## DATA LISTING
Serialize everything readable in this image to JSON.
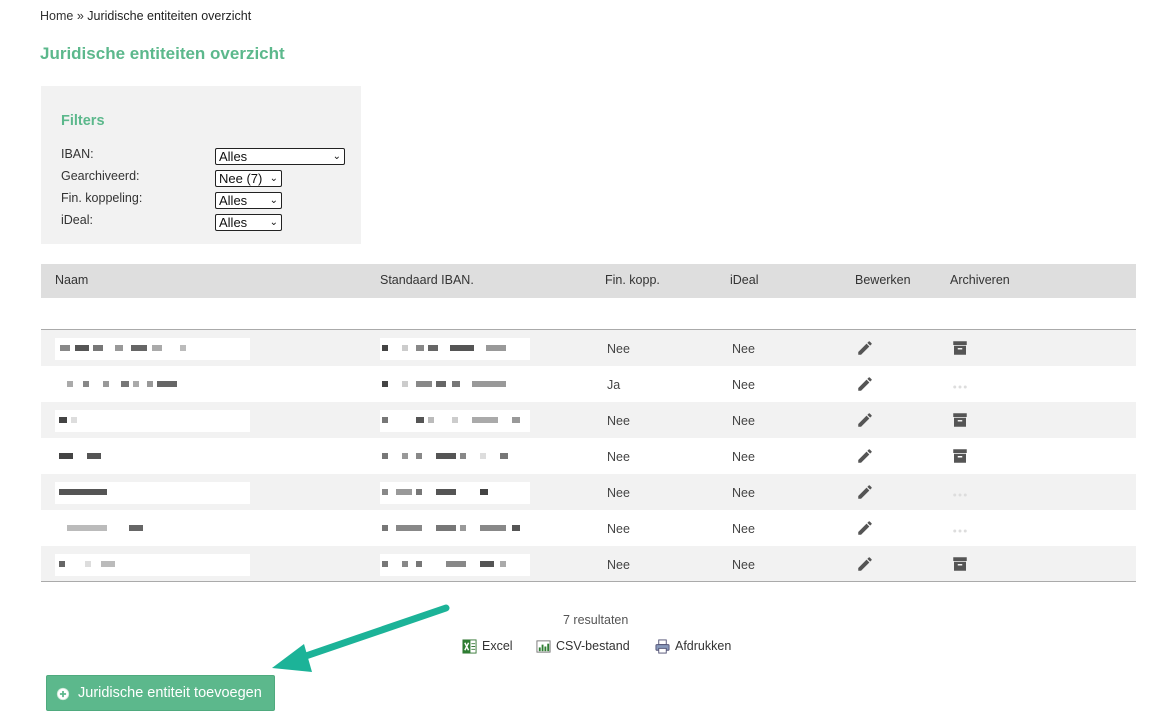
{
  "breadcrumb": {
    "home": "Home",
    "separator": "»",
    "current": "Juridische entiteiten overzicht"
  },
  "page_title": "Juridische entiteiten overzicht",
  "filters": {
    "title": "Filters",
    "iban": {
      "label": "IBAN:",
      "value": "Alles"
    },
    "gearchiveerd": {
      "label": "Gearchiveerd:",
      "value": "Nee (7)"
    },
    "fin_koppeling": {
      "label": "Fin. koppeling:",
      "value": "Alles"
    },
    "ideal": {
      "label": "iDeal:",
      "value": "Alles"
    }
  },
  "table": {
    "columns": [
      "Naam",
      "Standaard IBAN.",
      "Fin. kopp.",
      "iDeal",
      "Bewerken",
      "Archiveren"
    ],
    "rows": [
      {
        "fin": "Nee",
        "ideal": "Nee",
        "archive": "archive-icon"
      },
      {
        "fin": "Ja",
        "ideal": "Nee",
        "archive": "disabled-dots"
      },
      {
        "fin": "Nee",
        "ideal": "Nee",
        "archive": "archive-icon"
      },
      {
        "fin": "Nee",
        "ideal": "Nee",
        "archive": "archive-icon"
      },
      {
        "fin": "Nee",
        "ideal": "Nee",
        "archive": "disabled-dots"
      },
      {
        "fin": "Nee",
        "ideal": "Nee",
        "archive": "disabled-dots"
      },
      {
        "fin": "Nee",
        "ideal": "Nee",
        "archive": "archive-icon"
      }
    ]
  },
  "results": "7 resultaten",
  "exports": {
    "excel": "Excel",
    "csv": "CSV-bestand",
    "print": "Afdrukken"
  },
  "add_button": "Juridische entiteit toevoegen",
  "colors": {
    "accent": "#5cb88c",
    "arrow": "#1cb398",
    "header_bg": "#dedede",
    "alt_row": "#f2f2f2"
  },
  "icons": {
    "edit": "pencil-icon",
    "archive": "archive-box-icon",
    "excel": "excel-icon",
    "csv": "csv-icon",
    "print": "printer-icon",
    "add": "plus-circle-icon"
  }
}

## YOUR OBJECTIVE
Print out every entry above without changing a word, and leave out the pictures.

## RESULT OF THE EXERCISE
Serialize everything readable in this image to JSON.
{
  "breadcrumb": {
    "home": "Home",
    "separator": "»",
    "current": "Juridische entiteiten overzicht"
  },
  "page_title": "Juridische entiteiten overzicht",
  "filters": {
    "title": "Filters",
    "iban": {
      "label": "IBAN:",
      "value": "Alles"
    },
    "gearchiveerd": {
      "label": "Gearchiveerd:",
      "value": "Nee (7)"
    },
    "fin_koppeling": {
      "label": "Fin. koppeling:",
      "value": "Alles"
    },
    "ideal": {
      "label": "iDeal:",
      "value": "Alles"
    }
  },
  "table": {
    "columns": [
      "Naam",
      "Standaard IBAN.",
      "Fin. kopp.",
      "iDeal",
      "Bewerken",
      "Archiveren"
    ],
    "rows": [
      {
        "fin": "Nee",
        "ideal": "Nee",
        "archive": "archive-icon"
      },
      {
        "fin": "Ja",
        "ideal": "Nee",
        "archive": "disabled-dots"
      },
      {
        "fin": "Nee",
        "ideal": "Nee",
        "archive": "archive-icon"
      },
      {
        "fin": "Nee",
        "ideal": "Nee",
        "archive": "archive-icon"
      },
      {
        "fin": "Nee",
        "ideal": "Nee",
        "archive": "disabled-dots"
      },
      {
        "fin": "Nee",
        "ideal": "Nee",
        "archive": "disabled-dots"
      },
      {
        "fin": "Nee",
        "ideal": "Nee",
        "archive": "archive-icon"
      }
    ]
  },
  "results": "7 resultaten",
  "exports": {
    "excel": "Excel",
    "csv": "CSV-bestand",
    "print": "Afdrukken"
  },
  "add_button": "Juridische entiteit toevoegen",
  "colors": {
    "accent": "#5cb88c",
    "arrow": "#1cb398",
    "header_bg": "#dedede",
    "alt_row": "#f2f2f2"
  },
  "icons": {
    "edit": "pencil-icon",
    "archive": "archive-box-icon",
    "excel": "excel-icon",
    "csv": "csv-icon",
    "print": "printer-icon",
    "add": "plus-circle-icon"
  }
}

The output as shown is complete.